### DATA

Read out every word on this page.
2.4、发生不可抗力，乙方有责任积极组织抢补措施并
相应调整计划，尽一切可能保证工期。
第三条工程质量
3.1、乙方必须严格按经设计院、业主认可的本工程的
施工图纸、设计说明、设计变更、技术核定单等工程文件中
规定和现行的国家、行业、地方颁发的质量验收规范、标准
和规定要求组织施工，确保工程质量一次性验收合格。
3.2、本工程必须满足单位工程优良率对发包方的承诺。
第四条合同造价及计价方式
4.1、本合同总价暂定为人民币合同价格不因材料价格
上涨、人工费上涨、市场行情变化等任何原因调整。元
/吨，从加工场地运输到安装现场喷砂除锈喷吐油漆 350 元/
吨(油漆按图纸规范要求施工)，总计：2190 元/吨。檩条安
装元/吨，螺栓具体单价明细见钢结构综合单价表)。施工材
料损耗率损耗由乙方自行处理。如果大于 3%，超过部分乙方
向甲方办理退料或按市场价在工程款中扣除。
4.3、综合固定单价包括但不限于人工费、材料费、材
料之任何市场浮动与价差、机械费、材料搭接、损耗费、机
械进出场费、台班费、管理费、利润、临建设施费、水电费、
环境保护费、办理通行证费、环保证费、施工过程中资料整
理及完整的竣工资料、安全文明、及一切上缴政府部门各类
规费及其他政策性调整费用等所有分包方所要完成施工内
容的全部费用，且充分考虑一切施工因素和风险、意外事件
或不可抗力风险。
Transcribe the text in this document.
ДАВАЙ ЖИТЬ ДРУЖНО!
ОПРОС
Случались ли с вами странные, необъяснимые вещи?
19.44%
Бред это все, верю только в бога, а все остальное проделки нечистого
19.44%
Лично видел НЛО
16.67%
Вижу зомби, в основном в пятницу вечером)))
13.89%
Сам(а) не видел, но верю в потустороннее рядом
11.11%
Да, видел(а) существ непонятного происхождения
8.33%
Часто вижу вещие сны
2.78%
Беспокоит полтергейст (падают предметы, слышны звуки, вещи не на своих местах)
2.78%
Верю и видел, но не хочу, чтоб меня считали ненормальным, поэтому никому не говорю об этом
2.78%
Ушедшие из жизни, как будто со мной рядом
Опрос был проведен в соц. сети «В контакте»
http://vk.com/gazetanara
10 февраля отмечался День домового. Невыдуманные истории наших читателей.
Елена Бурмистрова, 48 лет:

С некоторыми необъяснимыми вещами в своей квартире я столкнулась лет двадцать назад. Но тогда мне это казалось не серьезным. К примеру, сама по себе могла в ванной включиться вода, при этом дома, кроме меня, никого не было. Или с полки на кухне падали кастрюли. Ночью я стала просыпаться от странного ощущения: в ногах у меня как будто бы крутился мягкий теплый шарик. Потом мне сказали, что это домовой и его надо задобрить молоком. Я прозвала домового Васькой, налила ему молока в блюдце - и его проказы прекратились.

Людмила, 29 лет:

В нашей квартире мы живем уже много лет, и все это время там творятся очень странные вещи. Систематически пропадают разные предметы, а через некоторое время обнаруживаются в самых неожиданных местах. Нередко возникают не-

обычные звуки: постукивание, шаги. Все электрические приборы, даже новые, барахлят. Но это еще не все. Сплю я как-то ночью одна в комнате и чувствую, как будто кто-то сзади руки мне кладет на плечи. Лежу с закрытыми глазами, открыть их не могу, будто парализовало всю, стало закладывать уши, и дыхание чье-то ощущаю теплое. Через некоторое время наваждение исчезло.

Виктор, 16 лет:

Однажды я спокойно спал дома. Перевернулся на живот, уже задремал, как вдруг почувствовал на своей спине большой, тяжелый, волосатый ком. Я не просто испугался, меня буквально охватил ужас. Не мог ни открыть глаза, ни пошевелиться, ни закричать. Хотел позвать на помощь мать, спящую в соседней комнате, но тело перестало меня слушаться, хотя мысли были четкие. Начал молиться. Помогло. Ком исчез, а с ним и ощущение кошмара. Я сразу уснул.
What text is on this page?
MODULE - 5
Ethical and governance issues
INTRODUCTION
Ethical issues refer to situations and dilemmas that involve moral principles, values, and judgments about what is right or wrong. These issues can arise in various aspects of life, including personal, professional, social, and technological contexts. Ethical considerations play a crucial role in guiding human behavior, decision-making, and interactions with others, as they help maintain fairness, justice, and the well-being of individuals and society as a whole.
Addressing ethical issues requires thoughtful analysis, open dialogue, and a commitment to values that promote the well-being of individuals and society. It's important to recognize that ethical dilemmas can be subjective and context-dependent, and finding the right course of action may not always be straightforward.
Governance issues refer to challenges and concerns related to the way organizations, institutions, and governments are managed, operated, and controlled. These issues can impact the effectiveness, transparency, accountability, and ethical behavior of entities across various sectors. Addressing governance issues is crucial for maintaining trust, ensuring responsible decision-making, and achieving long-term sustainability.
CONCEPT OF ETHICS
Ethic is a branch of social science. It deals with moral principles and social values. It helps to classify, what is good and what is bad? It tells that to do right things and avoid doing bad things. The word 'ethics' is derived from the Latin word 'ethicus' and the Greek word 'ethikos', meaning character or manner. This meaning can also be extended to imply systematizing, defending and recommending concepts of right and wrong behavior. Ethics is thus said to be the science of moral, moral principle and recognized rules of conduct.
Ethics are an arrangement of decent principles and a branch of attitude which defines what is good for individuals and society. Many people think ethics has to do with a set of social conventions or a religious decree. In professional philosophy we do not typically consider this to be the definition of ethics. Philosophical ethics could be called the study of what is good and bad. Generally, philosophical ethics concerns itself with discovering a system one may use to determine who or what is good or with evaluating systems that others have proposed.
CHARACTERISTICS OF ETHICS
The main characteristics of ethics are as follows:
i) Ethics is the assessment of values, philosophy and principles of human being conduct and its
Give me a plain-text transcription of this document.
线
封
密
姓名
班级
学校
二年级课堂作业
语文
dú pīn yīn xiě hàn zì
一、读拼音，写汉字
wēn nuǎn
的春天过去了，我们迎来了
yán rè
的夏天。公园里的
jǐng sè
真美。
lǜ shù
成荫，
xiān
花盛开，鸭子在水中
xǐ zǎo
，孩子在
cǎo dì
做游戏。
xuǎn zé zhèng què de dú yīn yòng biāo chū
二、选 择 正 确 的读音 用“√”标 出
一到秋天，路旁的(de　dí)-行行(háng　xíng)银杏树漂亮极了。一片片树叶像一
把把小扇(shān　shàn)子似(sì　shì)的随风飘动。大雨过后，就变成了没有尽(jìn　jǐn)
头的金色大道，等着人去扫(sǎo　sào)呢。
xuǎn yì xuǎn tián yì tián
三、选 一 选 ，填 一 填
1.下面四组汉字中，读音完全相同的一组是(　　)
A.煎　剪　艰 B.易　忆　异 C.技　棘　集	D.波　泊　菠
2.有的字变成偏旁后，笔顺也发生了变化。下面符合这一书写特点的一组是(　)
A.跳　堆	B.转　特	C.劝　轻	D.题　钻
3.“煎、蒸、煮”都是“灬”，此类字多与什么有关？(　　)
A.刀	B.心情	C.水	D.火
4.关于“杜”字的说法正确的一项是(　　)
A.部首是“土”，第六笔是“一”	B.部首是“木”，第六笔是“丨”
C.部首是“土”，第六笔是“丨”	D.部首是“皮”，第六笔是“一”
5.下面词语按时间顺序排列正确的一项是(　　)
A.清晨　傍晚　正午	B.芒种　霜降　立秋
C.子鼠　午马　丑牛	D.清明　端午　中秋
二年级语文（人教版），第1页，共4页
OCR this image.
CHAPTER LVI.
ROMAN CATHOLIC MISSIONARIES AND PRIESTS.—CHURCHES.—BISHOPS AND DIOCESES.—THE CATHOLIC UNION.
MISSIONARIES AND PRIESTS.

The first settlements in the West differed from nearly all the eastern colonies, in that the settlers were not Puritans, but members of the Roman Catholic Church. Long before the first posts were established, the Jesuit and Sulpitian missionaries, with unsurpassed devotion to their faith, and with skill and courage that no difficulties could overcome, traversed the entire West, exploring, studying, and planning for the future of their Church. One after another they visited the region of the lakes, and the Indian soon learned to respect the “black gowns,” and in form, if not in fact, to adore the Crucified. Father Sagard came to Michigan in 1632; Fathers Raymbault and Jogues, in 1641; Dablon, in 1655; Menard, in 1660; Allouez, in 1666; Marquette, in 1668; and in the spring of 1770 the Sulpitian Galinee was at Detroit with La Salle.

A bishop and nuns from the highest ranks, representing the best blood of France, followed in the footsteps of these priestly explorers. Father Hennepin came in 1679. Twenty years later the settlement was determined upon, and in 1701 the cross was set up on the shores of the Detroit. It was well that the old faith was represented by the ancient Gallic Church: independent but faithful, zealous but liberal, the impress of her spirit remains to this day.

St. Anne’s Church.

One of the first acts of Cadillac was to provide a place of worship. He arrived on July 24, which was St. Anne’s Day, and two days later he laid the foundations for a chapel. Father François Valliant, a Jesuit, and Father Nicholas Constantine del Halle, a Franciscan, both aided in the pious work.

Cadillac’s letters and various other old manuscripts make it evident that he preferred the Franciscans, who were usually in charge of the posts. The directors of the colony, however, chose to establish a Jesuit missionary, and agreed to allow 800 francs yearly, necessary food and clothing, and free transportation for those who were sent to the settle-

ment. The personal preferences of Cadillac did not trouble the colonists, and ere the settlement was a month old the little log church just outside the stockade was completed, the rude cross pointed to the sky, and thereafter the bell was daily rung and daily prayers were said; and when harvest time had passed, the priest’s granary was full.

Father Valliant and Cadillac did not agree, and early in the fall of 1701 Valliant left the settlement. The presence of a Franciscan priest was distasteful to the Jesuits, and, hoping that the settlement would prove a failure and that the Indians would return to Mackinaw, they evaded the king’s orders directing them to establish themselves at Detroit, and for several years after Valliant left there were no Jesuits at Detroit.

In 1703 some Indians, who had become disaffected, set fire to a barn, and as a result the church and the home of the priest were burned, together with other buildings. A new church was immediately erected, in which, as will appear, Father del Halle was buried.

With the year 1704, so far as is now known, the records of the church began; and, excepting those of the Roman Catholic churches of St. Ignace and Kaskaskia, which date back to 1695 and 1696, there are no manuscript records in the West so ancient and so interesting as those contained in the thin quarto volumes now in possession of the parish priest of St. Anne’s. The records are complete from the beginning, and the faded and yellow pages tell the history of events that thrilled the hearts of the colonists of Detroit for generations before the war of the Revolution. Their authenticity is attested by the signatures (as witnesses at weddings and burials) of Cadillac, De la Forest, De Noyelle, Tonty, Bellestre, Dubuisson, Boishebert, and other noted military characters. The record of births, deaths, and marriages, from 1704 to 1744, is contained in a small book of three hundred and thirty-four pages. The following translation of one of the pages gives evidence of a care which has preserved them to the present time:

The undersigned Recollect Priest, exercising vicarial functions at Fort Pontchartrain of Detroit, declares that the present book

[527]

### WORK TO DO
Count the lines of the listing above that include the word "Indians" and state the total with nothing else.

### ANSWER TO THE EXERCISE
2